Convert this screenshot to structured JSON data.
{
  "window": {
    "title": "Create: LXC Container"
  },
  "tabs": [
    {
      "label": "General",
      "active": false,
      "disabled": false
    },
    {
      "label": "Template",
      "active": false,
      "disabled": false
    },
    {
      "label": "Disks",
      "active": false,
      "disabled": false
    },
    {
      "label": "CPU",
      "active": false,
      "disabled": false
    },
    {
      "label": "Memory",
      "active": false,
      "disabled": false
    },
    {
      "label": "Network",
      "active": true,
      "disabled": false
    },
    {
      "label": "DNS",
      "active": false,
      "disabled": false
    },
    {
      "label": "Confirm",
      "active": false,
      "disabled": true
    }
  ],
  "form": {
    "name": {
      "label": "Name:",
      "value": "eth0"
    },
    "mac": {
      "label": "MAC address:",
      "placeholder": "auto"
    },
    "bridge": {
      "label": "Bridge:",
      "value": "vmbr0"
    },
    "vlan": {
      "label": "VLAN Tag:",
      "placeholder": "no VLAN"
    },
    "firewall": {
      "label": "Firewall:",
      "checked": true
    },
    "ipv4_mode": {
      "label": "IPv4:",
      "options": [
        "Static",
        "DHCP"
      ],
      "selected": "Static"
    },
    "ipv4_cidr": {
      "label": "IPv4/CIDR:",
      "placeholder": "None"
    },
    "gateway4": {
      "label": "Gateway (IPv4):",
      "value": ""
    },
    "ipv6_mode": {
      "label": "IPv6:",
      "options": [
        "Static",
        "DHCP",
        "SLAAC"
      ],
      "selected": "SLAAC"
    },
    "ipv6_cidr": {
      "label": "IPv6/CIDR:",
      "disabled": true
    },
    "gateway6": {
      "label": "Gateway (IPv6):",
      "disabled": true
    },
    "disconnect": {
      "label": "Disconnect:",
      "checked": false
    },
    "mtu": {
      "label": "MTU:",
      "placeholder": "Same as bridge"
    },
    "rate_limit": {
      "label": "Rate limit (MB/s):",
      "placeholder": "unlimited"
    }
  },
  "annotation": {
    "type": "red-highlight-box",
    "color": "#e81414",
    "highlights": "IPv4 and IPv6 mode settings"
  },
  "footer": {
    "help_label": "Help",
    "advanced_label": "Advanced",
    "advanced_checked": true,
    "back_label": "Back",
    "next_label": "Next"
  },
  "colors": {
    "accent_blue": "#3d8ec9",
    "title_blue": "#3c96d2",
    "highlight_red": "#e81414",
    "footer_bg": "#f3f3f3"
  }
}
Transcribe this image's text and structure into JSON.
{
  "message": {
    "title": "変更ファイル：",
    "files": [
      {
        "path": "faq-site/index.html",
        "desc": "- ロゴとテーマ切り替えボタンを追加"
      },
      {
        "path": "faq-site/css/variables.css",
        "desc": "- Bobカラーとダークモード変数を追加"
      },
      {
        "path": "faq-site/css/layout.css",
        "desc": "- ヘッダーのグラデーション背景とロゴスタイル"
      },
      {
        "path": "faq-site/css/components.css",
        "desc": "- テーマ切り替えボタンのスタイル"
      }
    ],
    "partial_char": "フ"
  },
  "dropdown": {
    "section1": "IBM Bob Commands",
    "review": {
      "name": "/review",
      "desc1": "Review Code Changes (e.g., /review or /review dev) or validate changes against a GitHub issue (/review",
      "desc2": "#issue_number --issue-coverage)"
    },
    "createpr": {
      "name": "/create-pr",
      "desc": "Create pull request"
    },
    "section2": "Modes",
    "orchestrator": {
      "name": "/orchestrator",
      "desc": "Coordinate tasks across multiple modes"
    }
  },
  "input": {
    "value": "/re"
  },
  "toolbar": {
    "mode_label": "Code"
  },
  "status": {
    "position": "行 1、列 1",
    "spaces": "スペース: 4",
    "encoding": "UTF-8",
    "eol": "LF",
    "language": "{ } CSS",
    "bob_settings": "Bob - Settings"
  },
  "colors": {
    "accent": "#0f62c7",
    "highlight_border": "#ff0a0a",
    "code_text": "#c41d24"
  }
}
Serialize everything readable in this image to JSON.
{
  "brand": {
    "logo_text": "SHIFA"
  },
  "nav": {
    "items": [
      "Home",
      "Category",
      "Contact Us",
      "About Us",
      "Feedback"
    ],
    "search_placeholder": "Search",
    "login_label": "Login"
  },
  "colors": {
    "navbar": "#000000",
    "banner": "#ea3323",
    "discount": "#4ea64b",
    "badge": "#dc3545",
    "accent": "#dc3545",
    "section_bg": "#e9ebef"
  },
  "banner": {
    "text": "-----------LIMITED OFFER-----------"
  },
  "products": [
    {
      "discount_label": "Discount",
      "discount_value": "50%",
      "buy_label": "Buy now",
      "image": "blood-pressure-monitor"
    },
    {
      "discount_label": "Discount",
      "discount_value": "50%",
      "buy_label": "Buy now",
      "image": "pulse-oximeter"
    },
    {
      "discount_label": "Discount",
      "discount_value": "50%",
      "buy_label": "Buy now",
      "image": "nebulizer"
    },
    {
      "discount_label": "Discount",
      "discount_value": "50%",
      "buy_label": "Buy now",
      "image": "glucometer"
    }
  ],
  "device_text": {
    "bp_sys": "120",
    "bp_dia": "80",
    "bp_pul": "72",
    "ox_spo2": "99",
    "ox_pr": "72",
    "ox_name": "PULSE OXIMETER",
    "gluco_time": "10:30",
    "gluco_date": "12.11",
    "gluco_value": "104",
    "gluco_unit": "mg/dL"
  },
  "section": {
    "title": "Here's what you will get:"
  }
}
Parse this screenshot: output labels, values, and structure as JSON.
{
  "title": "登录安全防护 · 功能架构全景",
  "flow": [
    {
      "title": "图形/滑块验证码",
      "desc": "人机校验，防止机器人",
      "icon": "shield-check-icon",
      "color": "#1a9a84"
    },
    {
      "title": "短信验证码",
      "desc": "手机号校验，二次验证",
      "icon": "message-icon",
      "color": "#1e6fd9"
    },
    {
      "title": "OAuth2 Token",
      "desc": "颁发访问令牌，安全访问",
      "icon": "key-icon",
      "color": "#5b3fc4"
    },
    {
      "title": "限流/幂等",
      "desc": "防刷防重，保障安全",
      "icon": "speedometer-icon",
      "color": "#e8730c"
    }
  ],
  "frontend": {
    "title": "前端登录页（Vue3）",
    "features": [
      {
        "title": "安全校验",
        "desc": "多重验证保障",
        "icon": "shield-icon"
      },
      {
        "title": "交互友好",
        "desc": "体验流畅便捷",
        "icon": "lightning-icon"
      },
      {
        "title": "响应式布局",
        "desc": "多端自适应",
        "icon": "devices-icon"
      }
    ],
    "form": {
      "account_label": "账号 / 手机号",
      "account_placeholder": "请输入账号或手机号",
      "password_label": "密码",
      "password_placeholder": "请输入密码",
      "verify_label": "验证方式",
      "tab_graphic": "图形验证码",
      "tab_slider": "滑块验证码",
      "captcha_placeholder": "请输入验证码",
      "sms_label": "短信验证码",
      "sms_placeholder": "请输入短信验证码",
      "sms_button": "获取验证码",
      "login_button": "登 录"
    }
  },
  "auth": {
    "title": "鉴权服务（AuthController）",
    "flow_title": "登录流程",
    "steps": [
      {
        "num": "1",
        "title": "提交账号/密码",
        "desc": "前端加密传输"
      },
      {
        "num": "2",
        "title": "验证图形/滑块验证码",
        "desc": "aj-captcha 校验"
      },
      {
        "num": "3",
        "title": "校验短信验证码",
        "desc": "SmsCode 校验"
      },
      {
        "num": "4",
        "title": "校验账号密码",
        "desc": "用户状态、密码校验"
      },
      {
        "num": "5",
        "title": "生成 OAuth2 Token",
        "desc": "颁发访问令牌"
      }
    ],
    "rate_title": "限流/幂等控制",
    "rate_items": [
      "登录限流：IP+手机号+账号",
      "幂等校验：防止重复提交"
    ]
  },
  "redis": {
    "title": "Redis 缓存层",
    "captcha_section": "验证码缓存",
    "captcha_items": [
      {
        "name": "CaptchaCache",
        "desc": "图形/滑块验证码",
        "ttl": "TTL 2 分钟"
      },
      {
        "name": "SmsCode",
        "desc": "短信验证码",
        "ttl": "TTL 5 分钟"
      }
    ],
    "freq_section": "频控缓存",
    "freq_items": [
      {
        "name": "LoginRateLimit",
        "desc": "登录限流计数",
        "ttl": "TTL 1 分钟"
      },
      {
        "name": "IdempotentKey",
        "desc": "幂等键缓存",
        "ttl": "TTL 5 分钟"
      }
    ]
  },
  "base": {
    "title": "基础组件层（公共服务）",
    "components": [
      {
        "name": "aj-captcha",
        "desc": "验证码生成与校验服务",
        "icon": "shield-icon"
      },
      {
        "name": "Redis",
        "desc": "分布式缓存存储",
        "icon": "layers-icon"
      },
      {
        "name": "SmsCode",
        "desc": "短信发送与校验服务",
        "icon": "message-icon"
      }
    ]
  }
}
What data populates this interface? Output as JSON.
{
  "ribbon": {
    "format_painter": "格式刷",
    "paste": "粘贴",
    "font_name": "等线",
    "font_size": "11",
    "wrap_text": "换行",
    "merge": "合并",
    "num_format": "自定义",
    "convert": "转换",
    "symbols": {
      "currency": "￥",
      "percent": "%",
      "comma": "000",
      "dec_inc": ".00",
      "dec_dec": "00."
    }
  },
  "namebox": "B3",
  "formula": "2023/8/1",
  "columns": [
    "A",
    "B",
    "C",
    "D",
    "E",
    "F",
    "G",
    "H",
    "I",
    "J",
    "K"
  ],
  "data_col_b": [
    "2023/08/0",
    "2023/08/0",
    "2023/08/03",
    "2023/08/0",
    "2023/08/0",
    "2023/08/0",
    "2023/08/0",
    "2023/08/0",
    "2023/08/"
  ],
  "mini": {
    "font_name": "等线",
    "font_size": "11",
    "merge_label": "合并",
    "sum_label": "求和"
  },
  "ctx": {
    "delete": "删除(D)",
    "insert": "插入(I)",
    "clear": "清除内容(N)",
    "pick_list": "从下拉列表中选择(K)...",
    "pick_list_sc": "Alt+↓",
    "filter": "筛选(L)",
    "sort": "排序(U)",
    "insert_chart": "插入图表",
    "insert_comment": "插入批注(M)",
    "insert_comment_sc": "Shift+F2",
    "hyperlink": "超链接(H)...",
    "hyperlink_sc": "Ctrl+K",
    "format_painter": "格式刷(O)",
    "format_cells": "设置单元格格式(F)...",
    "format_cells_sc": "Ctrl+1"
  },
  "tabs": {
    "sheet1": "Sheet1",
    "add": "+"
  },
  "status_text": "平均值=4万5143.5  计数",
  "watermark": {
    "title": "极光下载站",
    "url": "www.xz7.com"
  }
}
* * * * * * *
### What you have to do
Write down every line of the data above that includes the string "site".

### The reply
        "path": "faq-site/index.html",
        "path": "faq-site/css/variables.css",
        "path": "faq-site/css/layout.css",
        "path": "faq-site/css/components.css",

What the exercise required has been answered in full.